WHAT TO DO
Reproduce each line of the material precisely.

— Start of PROVIDED RECORDS —

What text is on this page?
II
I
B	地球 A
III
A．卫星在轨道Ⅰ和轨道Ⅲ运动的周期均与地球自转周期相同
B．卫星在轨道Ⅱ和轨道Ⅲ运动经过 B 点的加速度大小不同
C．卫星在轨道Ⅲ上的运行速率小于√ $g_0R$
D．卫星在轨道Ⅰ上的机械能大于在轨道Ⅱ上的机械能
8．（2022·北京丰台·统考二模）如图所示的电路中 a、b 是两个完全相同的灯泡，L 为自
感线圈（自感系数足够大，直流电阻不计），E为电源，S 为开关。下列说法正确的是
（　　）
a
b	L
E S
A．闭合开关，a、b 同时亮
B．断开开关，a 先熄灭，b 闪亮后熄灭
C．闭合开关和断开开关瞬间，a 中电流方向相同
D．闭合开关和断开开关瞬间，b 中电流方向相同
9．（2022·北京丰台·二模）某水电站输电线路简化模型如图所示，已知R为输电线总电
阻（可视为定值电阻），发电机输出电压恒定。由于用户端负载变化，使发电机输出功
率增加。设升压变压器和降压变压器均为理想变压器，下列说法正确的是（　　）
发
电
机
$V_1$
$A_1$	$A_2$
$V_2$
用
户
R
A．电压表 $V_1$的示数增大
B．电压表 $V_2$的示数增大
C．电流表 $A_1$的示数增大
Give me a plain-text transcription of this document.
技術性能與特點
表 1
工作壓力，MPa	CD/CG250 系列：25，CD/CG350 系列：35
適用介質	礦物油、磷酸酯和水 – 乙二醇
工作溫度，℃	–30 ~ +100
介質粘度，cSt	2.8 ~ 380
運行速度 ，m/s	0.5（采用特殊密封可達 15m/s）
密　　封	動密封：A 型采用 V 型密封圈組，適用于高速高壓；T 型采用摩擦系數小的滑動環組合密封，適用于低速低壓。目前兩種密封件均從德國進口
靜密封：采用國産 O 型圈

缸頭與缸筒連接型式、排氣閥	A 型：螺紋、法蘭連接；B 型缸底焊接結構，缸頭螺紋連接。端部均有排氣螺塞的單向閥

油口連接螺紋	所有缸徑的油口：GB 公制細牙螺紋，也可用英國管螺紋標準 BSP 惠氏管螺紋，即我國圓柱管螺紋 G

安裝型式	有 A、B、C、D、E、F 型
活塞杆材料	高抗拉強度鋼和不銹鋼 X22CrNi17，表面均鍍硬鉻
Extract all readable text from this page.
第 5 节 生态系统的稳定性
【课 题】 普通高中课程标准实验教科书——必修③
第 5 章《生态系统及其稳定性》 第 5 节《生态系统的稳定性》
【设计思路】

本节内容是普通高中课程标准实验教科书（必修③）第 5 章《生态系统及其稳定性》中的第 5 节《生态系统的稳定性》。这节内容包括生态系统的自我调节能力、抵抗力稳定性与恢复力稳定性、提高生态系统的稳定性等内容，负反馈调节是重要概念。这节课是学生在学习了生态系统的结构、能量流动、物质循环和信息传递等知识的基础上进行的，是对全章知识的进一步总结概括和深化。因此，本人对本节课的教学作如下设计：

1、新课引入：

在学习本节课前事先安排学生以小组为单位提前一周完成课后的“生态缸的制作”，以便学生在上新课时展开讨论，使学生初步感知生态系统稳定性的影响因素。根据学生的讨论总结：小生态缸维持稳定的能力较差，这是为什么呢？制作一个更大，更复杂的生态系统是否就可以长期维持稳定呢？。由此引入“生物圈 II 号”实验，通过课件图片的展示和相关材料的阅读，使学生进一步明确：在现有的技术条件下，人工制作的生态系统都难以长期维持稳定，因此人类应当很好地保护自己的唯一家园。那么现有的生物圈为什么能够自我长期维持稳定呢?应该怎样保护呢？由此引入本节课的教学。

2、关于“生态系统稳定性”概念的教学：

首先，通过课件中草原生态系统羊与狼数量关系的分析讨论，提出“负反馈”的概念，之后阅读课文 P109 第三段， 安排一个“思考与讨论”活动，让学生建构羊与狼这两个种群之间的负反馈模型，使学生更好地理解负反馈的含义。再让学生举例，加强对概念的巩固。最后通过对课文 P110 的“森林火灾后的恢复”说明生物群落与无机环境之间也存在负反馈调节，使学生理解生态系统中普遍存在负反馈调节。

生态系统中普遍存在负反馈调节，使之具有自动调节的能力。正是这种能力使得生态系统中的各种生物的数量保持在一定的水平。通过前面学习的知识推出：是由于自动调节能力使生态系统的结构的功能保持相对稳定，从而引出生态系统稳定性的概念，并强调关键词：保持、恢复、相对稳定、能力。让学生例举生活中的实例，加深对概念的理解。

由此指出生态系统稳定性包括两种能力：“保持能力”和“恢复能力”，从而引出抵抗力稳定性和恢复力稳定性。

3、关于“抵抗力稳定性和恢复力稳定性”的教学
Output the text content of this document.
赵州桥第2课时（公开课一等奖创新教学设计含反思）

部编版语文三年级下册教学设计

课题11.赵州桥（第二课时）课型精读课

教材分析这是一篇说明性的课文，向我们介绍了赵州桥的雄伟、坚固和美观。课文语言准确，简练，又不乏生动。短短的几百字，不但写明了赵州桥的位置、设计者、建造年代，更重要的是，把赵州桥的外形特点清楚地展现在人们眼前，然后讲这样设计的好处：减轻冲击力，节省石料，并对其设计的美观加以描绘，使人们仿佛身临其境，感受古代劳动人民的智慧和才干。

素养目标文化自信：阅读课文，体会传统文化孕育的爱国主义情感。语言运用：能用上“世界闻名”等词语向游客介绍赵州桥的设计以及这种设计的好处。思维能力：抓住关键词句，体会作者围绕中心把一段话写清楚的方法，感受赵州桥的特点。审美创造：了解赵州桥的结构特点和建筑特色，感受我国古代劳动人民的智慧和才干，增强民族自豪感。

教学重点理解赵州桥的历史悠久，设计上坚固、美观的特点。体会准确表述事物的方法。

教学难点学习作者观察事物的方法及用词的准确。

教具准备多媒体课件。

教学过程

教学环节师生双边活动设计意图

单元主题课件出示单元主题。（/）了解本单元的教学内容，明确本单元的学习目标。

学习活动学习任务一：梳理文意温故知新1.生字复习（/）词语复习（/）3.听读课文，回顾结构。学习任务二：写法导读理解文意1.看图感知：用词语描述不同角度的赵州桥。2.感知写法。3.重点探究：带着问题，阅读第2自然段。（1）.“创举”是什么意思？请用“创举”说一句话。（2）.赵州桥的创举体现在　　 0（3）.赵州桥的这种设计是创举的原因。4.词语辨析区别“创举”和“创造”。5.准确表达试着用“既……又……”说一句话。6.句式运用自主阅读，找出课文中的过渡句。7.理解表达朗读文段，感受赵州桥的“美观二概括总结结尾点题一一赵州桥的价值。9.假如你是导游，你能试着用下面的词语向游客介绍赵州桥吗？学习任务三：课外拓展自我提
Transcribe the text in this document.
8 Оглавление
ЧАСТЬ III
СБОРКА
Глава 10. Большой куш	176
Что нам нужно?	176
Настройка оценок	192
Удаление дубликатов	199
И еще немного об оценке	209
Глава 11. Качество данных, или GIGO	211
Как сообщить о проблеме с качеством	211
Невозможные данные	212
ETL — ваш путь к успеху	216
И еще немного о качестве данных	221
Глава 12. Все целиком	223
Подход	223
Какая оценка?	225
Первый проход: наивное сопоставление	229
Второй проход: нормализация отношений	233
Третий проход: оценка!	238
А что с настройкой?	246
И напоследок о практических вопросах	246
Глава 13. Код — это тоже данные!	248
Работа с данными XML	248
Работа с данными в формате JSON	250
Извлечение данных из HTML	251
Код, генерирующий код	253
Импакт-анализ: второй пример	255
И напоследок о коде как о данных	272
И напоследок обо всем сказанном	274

— End of PROVIDED RECORDS —

RESULT OF THE TASK
What text is on this page?
II
I
B	地球 A
III
A．卫星在轨道Ⅰ和轨道Ⅲ运动的周期均与地球自转周期相同
B．卫星在轨道Ⅱ和轨道Ⅲ运动经过 B 点的加速度大小不同
C．卫星在轨道Ⅲ上的运行速率小于√ $g_0R$
D．卫星在轨道Ⅰ上的机械能大于在轨道Ⅱ上的机械能
8．（2022·北京丰台·统考二模）如图所示的电路中 a、b 是两个完全相同的灯泡，L 为自
感线圈（自感系数足够大，直流电阻不计），E为电源，S 为开关。下列说法正确的是
（　　）
a
b	L
E S
A．闭合开关，a、b 同时亮
B．断开开关，a 先熄灭，b 闪亮后熄灭
C．闭合开关和断开开关瞬间，a 中电流方向相同
D．闭合开关和断开开关瞬间，b 中电流方向相同
9．（2022·北京丰台·二模）某水电站输电线路简化模型如图所示，已知R为输电线总电
阻（可视为定值电阻），发电机输出电压恒定。由于用户端负载变化，使发电机输出功
率增加。设升压变压器和降压变压器均为理想变压器，下列说法正确的是（　　）
发
电
机
$V_1$
$A_1$	$A_2$
$V_2$
用
户
R
A．电压表 $V_1$的示数增大
B．电压表 $V_2$的示数增大
C．电流表 $A_1$的示数增大
Give me a plain-text transcription of this document.
技術性能與特點
表 1
工作壓力，MPa	CD/CG250 系列：25，CD/CG350 系列：35
適用介質	礦物油、磷酸酯和水 – 乙二醇
工作溫度，℃	–30 ~ +100
介質粘度，cSt	2.8 ~ 380
運行速度 ，m/s	0.5（采用特殊密封可達 15m/s）
密　　封	動密封：A 型采用 V 型密封圈組，適用于高速高壓；T 型采用摩擦系數小的滑動環組合密封，適用于低速低壓。目前兩種密封件均從德國進口
靜密封：采用國産 O 型圈

缸頭與缸筒連接型式、排氣閥	A 型：螺紋、法蘭連接；B 型缸底焊接結構，缸頭螺紋連接。端部均有排氣螺塞的單向閥

油口連接螺紋	所有缸徑的油口：GB 公制細牙螺紋，也可用英國管螺紋標準 BSP 惠氏管螺紋，即我國圓柱管螺紋 G

安裝型式	有 A、B、C、D、E、F 型
活塞杆材料	高抗拉強度鋼和不銹鋼 X22CrNi17，表面均鍍硬鉻
Extract all readable text from this page.
第 5 节 生态系统的稳定性
【课 题】 普通高中课程标准实验教科书——必修③
第 5 章《生态系统及其稳定性》 第 5 节《生态系统的稳定性》
【设计思路】

本节内容是普通高中课程标准实验教科书（必修③）第 5 章《生态系统及其稳定性》中的第 5 节《生态系统的稳定性》。这节内容包括生态系统的自我调节能力、抵抗力稳定性与恢复力稳定性、提高生态系统的稳定性等内容，负反馈调节是重要概念。这节课是学生在学习了生态系统的结构、能量流动、物质循环和信息传递等知识的基础上进行的，是对全章知识的进一步总结概括和深化。因此，本人对本节课的教学作如下设计：

1、新课引入：

在学习本节课前事先安排学生以小组为单位提前一周完成课后的“生态缸的制作”，以便学生在上新课时展开讨论，使学生初步感知生态系统稳定性的影响因素。根据学生的讨论总结：小生态缸维持稳定的能力较差，这是为什么呢？制作一个更大，更复杂的生态系统是否就可以长期维持稳定呢？。由此引入“生物圈 II 号”实验，通过课件图片的展示和相关材料的阅读，使学生进一步明确：在现有的技术条件下，人工制作的生态系统都难以长期维持稳定，因此人类应当很好地保护自己的唯一家园。那么现有的生物圈为什么能够自我长期维持稳定呢?应该怎样保护呢？由此引入本节课的教学。

2、关于“生态系统稳定性”概念的教学：

首先，通过课件中草原生态系统羊与狼数量关系的分析讨论，提出“负反馈”的概念，之后阅读课文 P109 第三段， 安排一个“思考与讨论”活动，让学生建构羊与狼这两个种群之间的负反馈模型，使学生更好地理解负反馈的含义。再让学生举例，加强对概念的巩固。最后通过对课文 P110 的“森林火灾后的恢复”说明生物群落与无机环境之间也存在负反馈调节，使学生理解生态系统中普遍存在负反馈调节。

生态系统中普遍存在负反馈调节，使之具有自动调节的能力。正是这种能力使得生态系统中的各种生物的数量保持在一定的水平。通过前面学习的知识推出：是由于自动调节能力使生态系统的结构的功能保持相对稳定，从而引出生态系统稳定性的概念，并强调关键词：保持、恢复、相对稳定、能力。让学生例举生活中的实例，加深对概念的理解。

由此指出生态系统稳定性包括两种能力：“保持能力”和“恢复能力”，从而引出抵抗力稳定性和恢复力稳定性。

3、关于“抵抗力稳定性和恢复力稳定性”的教学
Output the text content of this document.
赵州桥第2课时（公开课一等奖创新教学设计含反思）

部编版语文三年级下册教学设计

课题11.赵州桥（第二课时）课型精读课

教材分析这是一篇说明性的课文，向我们介绍了赵州桥的雄伟、坚固和美观。课文语言准确，简练，又不乏生动。短短的几百字，不但写明了赵州桥的位置、设计者、建造年代，更重要的是，把赵州桥的外形特点清楚地展现在人们眼前，然后讲这样设计的好处：减轻冲击力，节省石料，并对其设计的美观加以描绘，使人们仿佛身临其境，感受古代劳动人民的智慧和才干。

素养目标文化自信：阅读课文，体会传统文化孕育的爱国主义情感。语言运用：能用上“世界闻名”等词语向游客介绍赵州桥的设计以及这种设计的好处。思维能力：抓住关键词句，体会作者围绕中心把一段话写清楚的方法，感受赵州桥的特点。审美创造：了解赵州桥的结构特点和建筑特色，感受我国古代劳动人民的智慧和才干，增强民族自豪感。

教学重点理解赵州桥的历史悠久，设计上坚固、美观的特点。体会准确表述事物的方法。

教学难点学习作者观察事物的方法及用词的准确。

教具准备多媒体课件。

教学过程

教学环节师生双边活动设计意图

单元主题课件出示单元主题。（/）了解本单元的教学内容，明确本单元的学习目标。

学习活动学习任务一：梳理文意温故知新1.生字复习（/）词语复习（/）3.听读课文，回顾结构。学习任务二：写法导读理解文意1.看图感知：用词语描述不同角度的赵州桥。2.感知写法。3.重点探究：带着问题，阅读第2自然段。（1）.“创举”是什么意思？请用“创举”说一句话。（2）.赵州桥的创举体现在　　 0（3）.赵州桥的这种设计是创举的原因。4.词语辨析区别“创举”和“创造”。5.准确表达试着用“既……又……”说一句话。6.句式运用自主阅读，找出课文中的过渡句。7.理解表达朗读文段，感受赵州桥的“美观二概括总结结尾点题一一赵州桥的价值。9.假如你是导游，你能试着用下面的词语向游客介绍赵州桥吗？学习任务三：课外拓展自我提
Transcribe the text in this document.
8 Оглавление
ЧАСТЬ III
СБОРКА
Глава 10. Большой куш	176
Что нам нужно?	176
Настройка оценок	192
Удаление дубликатов	199
И еще немного об оценке	209
Глава 11. Качество данных, или GIGO	211
Как сообщить о проблеме с качеством	211
Невозможные данные	212
ETL — ваш путь к успеху	216
И еще немного о качестве данных	221
Глава 12. Все целиком	223
Подход	223
Какая оценка?	225
Первый проход: наивное сопоставление	229
Второй проход: нормализация отношений	233
Третий проход: оценка!	238
А что с настройкой?	246
И напоследок о практических вопросах	246
Глава 13. Код — это тоже данные!	248
Работа с данными XML	248
Работа с данными в формате JSON	250
Извлечение данных из HTML	251
Код, генерирующий код	253
Импакт-анализ: второй пример	255
И напоследок о коде как о данных	272
И напоследок обо всем сказанном	274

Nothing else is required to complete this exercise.